## TASK REQUIREMENTS
Please restate the records below verbatim, omitting every image they hold.

[Extracts from a graphics dataset]
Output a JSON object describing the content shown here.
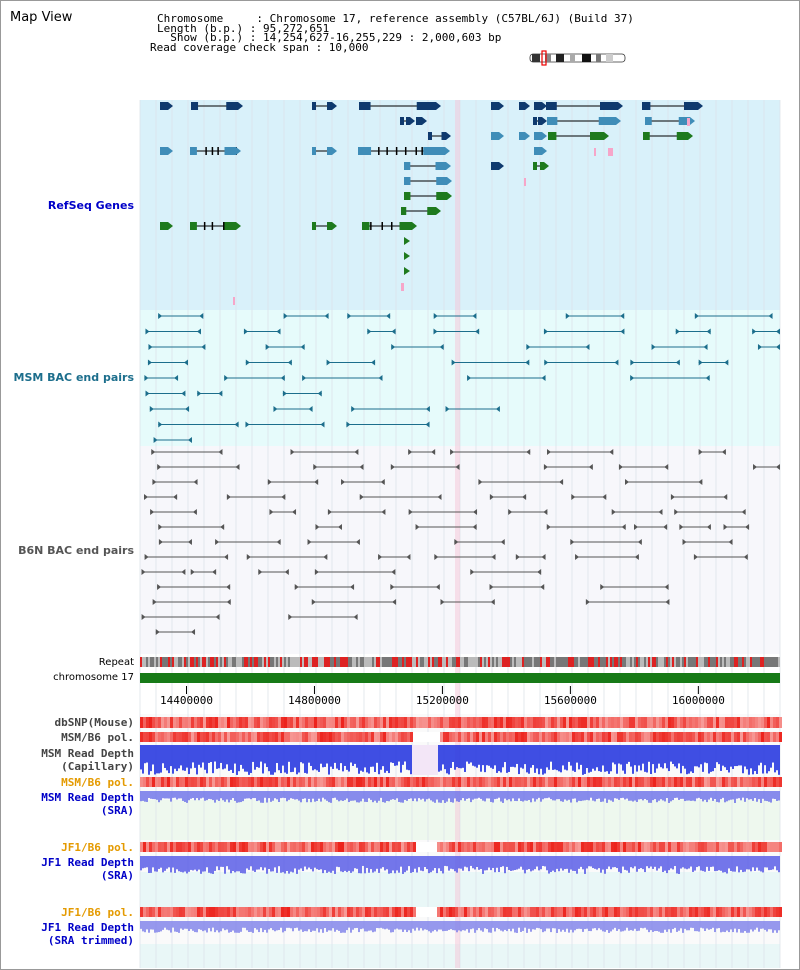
{
  "page_title": "Map View",
  "header": {
    "chromosome_label": "Chromosome     : Chromosome 17, reference assembly (C57BL/6J) (Build 37)",
    "length_label": "Length (b.p.) : 95,272,651",
    "show_label": "  Show (b.p.) : 14,254,627-16,255,229 : 2,000,603 bp",
    "coverage_label": "Read coverage check span : 10,000"
  },
  "tracks": {
    "refseq": "RefSeq Genes",
    "msm_bac": "MSM BAC end pairs",
    "b6n_bac": "B6N BAC end pairs",
    "repeat": "Repeat",
    "chromosome": "chromosome 17",
    "dbsnp": "dbSNP(Mouse)",
    "msm_b6_pol_1": "MSM/B6 pol.",
    "msm_read_depth_cap_1": "MSM Read Depth",
    "msm_read_depth_cap_2": "(Capillary)",
    "msm_b6_pol_2": "MSM/B6 pol.",
    "msm_read_depth_sra_1": "MSM Read Depth",
    "msm_read_depth_sra_2": "(SRA)",
    "jf1_b6_pol_1": "JF1/B6 pol.",
    "jf1_read_depth_sra_1": "JF1 Read Depth",
    "jf1_read_depth_sra_2": "(SRA)",
    "jf1_b6_pol_2": "JF1/B6 pol.",
    "jf1_read_depth_trim_1": "JF1 Read Depth",
    "jf1_read_depth_trim_2": "(SRA trimmed)"
  },
  "axis": {
    "ticks": [
      "14400000",
      "14800000",
      "15200000",
      "15600000",
      "16000000"
    ],
    "tick_values": [
      14400000,
      14800000,
      15200000,
      15600000,
      16000000
    ],
    "start": 14254627,
    "end": 16255229
  },
  "colors": {
    "refseq_bg": "#d9f1fa",
    "msm_bg": "#e6fbfb",
    "b6n_bg": "#f7f7fb",
    "gene_dark": "#0f3a6e",
    "gene_mid": "#3f8db8",
    "gene_green": "#1e7a1e",
    "msm_line": "#1c6e8c",
    "b6n_line": "#555555",
    "repeat_red": "#dd2222",
    "chrom_green": "#177a17",
    "depth_blue": "#2a3be0",
    "label_blue": "#0000c8",
    "label_orange": "#e49a00",
    "label_teal": "#1c6e8c",
    "label_gray": "#444444"
  }
}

## OUTPUT OF THE EXERCISE
Output a JSON object describing the content shown here.
{
  "page_title": "Map View",
  "header": {
    "chromosome_label": "Chromosome     : Chromosome 17, reference assembly (C57BL/6J) (Build 37)",
    "length_label": "Length (b.p.) : 95,272,651",
    "show_label": "  Show (b.p.) : 14,254,627-16,255,229 : 2,000,603 bp",
    "coverage_label": "Read coverage check span : 10,000"
  },
  "tracks": {
    "refseq": "RefSeq Genes",
    "msm_bac": "MSM BAC end pairs",
    "b6n_bac": "B6N BAC end pairs",
    "repeat": "Repeat",
    "chromosome": "chromosome 17",
    "dbsnp": "dbSNP(Mouse)",
    "msm_b6_pol_1": "MSM/B6 pol.",
    "msm_read_depth_cap_1": "MSM Read Depth",
    "msm_read_depth_cap_2": "(Capillary)",
    "msm_b6_pol_2": "MSM/B6 pol.",
    "msm_read_depth_sra_1": "MSM Read Depth",
    "msm_read_depth_sra_2": "(SRA)",
    "jf1_b6_pol_1": "JF1/B6 pol.",
    "jf1_read_depth_sra_1": "JF1 Read Depth",
    "jf1_read_depth_sra_2": "(SRA)",
    "jf1_b6_pol_2": "JF1/B6 pol.",
    "jf1_read_depth_trim_1": "JF1 Read Depth",
    "jf1_read_depth_trim_2": "(SRA trimmed)"
  },
  "axis": {
    "ticks": [
      "14400000",
      "14800000",
      "15200000",
      "15600000",
      "16000000"
    ],
    "tick_values": [
      14400000,
      14800000,
      15200000,
      15600000,
      16000000
    ],
    "start": 14254627,
    "end": 16255229
  },
  "colors": {
    "refseq_bg": "#d9f1fa",
    "msm_bg": "#e6fbfb",
    "b6n_bg": "#f7f7fb",
    "gene_dark": "#0f3a6e",
    "gene_mid": "#3f8db8",
    "gene_green": "#1e7a1e",
    "msm_line": "#1c6e8c",
    "b6n_line": "#555555",
    "repeat_red": "#dd2222",
    "chrom_green": "#177a17",
    "depth_blue": "#2a3be0",
    "label_blue": "#0000c8",
    "label_orange": "#e49a00",
    "label_teal": "#1c6e8c",
    "label_gray": "#444444"
  }
}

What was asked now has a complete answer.